- WHAT YOU NEED TO DO: All of the entries must be reproduced exactly, with no images carried over.

=== PROVIDED MATERIAL ===

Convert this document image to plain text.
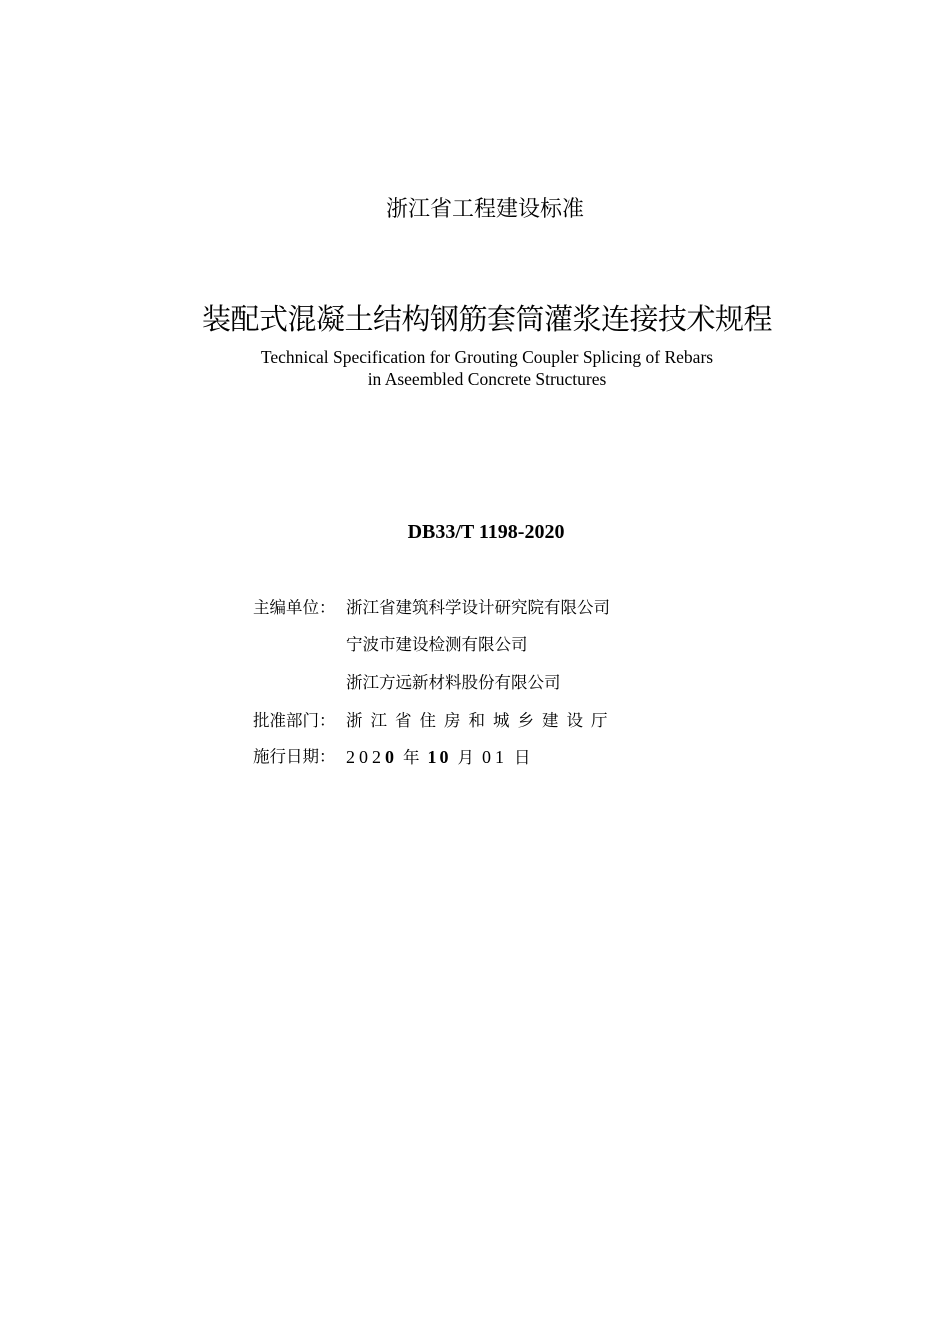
浙江省工程建设标准
装配式混凝土结构钢筋套筒灌浆连接技术规程
Technical Specification for Grouting Coupler Splicing of Rebars
in Aseembled Concrete Structures
DB33/T 1198-2020
主编单位： 浙江省建筑科学设计研究院有限公司
宁波市建设检测有限公司
浙江方远新材料股份有限公司
批准部门： 浙江省住房和城乡建设厅
施行日期： 2020 年 10 月 01 日
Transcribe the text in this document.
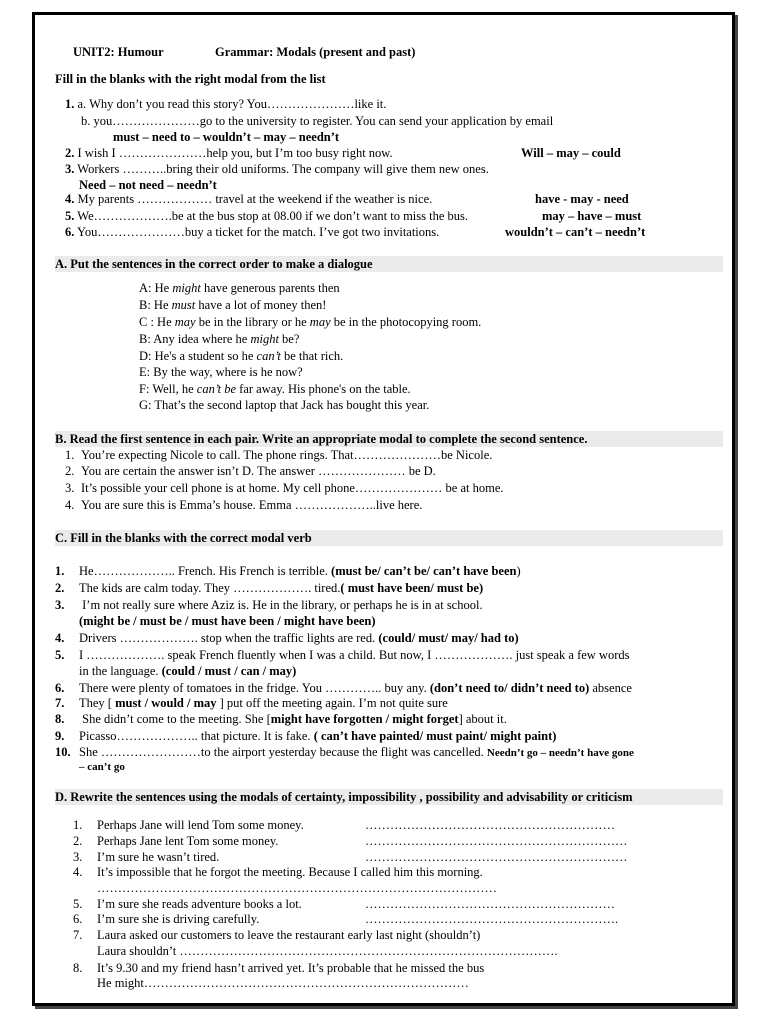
UNIT2: Humour	Grammar: Modals (present and past)
Fill in the blanks with the right modal from the list
1. a. Why don’t you read this story? You…………………like it.
b. you…………………go to the university to register. You can send your application by email
must – need to – wouldn’t – may – needn’t
2. I wish I …………………help you, but I’m too busy right now.	Will – may – could
3. Workers ………..bring their old uniforms. The company will give them new ones.
Need – not need – needn’t
4. My parents ……………… travel at the weekend if the weather is nice.	have - may - need
5. We……………….be at the bus stop at 08.00 if we don’t want to miss the bus.	may – have – must
6. You…………………buy a ticket for the match. I’ve got two invitations.	wouldn’t – can’t – needn’t
A. Put the sentences in the correct order to make a dialogue
A: He might have generous parents then
B: He must have a lot of money then!
C : He may be in the library or he may be in the photocopying room.
B: Any idea where he might be?
D: He's a student so he can’t be that rich.
E: By the way, where is he now?
F: Well, he can’t be far away. His phone's on the table.
G: That’s the second laptop that Jack has bought this year.
B. Read the first sentence in each pair. Write an appropriate modal to complete the second sentence.
1. You’re expecting Nicole to call. The phone rings. That…………………be Nicole.
2. You are certain the answer isn’t D. The answer ………………… be D.
3. It’s possible your cell phone is at home. My cell phone………………… be at home.
4. You are sure this is Emma’s house. Emma ………………..live here.
C. Fill in the blanks with the correct modal verb
1. He……………….. French. His French is terrible. (must be/ can’t be/ can’t have been)
2. The kids are calm today. They ………………. tired.( must have been/ must be)
3. I’m not really sure where Aziz is. He in the library, or perhaps he is in at school.
(might be / must be / must have been / might have been)
4. Drivers ………………. stop when the traffic lights are red. (could/ must/ may/ had to)
5. I ………………. speak French fluently when I was a child. But now, I ………………. just speak a few words
in the language. (could / must / can / may)
6. There were plenty of tomatoes in the fridge. You ………….. buy any. (don’t need to/ didn’t need to) absence
7. They [ must / would / may ] put off the meeting again. I’m not quite sure
8. She didn’t come to the meeting. She [might have forgotten / might forget] about it.
9. Picasso……………….. that picture. It is fake. ( can’t have painted/ must paint/ might paint)
10. She ……………………to the airport yesterday because the flight was cancelled. Needn’t go – needn’t have gone
– can’t go
D. Rewrite the sentences using the modals of certainty, impossibility , possibility and advisability or criticism
1. Perhaps Jane will lend Tom some money.	……………………………………………………
2. Perhaps Jane lent Tom some money.	………………………………………………………
3. I’m sure he wasn’t tired.	………………………………………………………
4. It’s impossible that he forgot the meeting. Because I called him this morning.
……………………………………………………………………………………
5. I’m sure she reads adventure books a lot.	……………………………………………………
6. I’m sure she is driving carefully.	…………………………………………………….
7. Laura asked our customers to leave the restaurant early last night (shouldn’t)
Laura shouldn’t ……………………………………………………………………………….
8. It’s 9.30 and my friend hasn’t arrived yet. It’s probable that he missed the bus
He might……………………………………………………………………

===

- COMPLETE RESPONSE:
Convert this document image to plain text.
浙江省工程建设标准
装配式混凝土结构钢筋套筒灌浆连接技术规程
Technical Specification for Grouting Coupler Splicing of Rebars
in Aseembled Concrete Structures
DB33/T 1198-2020
主编单位： 浙江省建筑科学设计研究院有限公司
宁波市建设检测有限公司
浙江方远新材料股份有限公司
批准部门： 浙江省住房和城乡建设厅
施行日期： 2020 年 10 月 01 日
Transcribe the text in this document.
UNIT2: Humour	Grammar: Modals (present and past)
Fill in the blanks with the right modal from the list
1. a. Why don’t you read this story? You…………………like it.
b. you…………………go to the university to register. You can send your application by email
must – need to – wouldn’t – may – needn’t
2. I wish I …………………help you, but I’m too busy right now.	Will – may – could
3. Workers ………..bring their old uniforms. The company will give them new ones.
Need – not need – needn’t
4. My parents ……………… travel at the weekend if the weather is nice.	have - may - need
5. We……………….be at the bus stop at 08.00 if we don’t want to miss the bus.	may – have – must
6. You…………………buy a ticket for the match. I’ve got two invitations.	wouldn’t – can’t – needn’t
A. Put the sentences in the correct order to make a dialogue
A: He might have generous parents then
B: He must have a lot of money then!
C : He may be in the library or he may be in the photocopying room.
B: Any idea where he might be?
D: He's a student so he can’t be that rich.
E: By the way, where is he now?
F: Well, he can’t be far away. His phone's on the table.
G: That’s the second laptop that Jack has bought this year.
B. Read the first sentence in each pair. Write an appropriate modal to complete the second sentence.
1. You’re expecting Nicole to call. The phone rings. That…………………be Nicole.
2. You are certain the answer isn’t D. The answer ………………… be D.
3. It’s possible your cell phone is at home. My cell phone………………… be at home.
4. You are sure this is Emma’s house. Emma ………………..live here.
C. Fill in the blanks with the correct modal verb
1. He……………….. French. His French is terrible. (must be/ can’t be/ can’t have been)
2. The kids are calm today. They ………………. tired.( must have been/ must be)
3. I’m not really sure where Aziz is. He in the library, or perhaps he is in at school.
(might be / must be / must have been / might have been)
4. Drivers ………………. stop when the traffic lights are red. (could/ must/ may/ had to)
5. I ………………. speak French fluently when I was a child. But now, I ………………. just speak a few words
in the language. (could / must / can / may)
6. There were plenty of tomatoes in the fridge. You ………….. buy any. (don’t need to/ didn’t need to) absence
7. They [ must / would / may ] put off the meeting again. I’m not quite sure
8. She didn’t come to the meeting. She [might have forgotten / might forget] about it.
9. Picasso……………….. that picture. It is fake. ( can’t have painted/ must paint/ might paint)
10. She ……………………to the airport yesterday because the flight was cancelled. Needn’t go – needn’t have gone
– can’t go
D. Rewrite the sentences using the modals of certainty, impossibility , possibility and advisability or criticism
1. Perhaps Jane will lend Tom some money.	……………………………………………………
2. Perhaps Jane lent Tom some money.	………………………………………………………
3. I’m sure he wasn’t tired.	………………………………………………………
4. It’s impossible that he forgot the meeting. Because I called him this morning.
……………………………………………………………………………………
5. I’m sure she reads adventure books a lot.	……………………………………………………
6. I’m sure she is driving carefully.	…………………………………………………….
7. Laura asked our customers to leave the restaurant early last night (shouldn’t)
Laura shouldn’t ……………………………………………………………………………….
8. It’s 9.30 and my friend hasn’t arrived yet. It’s probable that he missed the bus
He might……………………………………………………………………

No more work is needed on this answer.